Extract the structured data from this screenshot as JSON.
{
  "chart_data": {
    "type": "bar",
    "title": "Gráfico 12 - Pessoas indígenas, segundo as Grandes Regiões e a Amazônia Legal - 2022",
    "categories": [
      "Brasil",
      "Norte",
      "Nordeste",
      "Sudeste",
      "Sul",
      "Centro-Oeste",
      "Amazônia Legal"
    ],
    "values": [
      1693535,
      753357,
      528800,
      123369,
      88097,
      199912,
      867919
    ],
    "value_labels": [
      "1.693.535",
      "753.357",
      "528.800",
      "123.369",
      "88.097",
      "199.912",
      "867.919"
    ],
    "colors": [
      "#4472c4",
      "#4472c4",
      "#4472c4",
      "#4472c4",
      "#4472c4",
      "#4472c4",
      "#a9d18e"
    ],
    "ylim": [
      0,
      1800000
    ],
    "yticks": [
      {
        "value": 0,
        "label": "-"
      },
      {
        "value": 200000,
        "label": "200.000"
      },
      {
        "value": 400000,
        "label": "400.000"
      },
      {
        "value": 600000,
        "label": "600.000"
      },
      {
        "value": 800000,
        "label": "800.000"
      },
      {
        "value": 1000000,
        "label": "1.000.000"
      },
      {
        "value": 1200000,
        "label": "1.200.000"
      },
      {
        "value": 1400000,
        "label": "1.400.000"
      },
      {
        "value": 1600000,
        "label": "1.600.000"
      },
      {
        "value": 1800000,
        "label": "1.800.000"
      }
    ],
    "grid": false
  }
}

YOUR OBJECTIVE.
Copy each line from the records above that includes the string "Legal".

THE REPLY.
    "title": "Gráfico 12 - Pessoas indígenas, segundo as Grandes Regiões e a Amazônia Legal - 2022",
      "Amazônia Legal"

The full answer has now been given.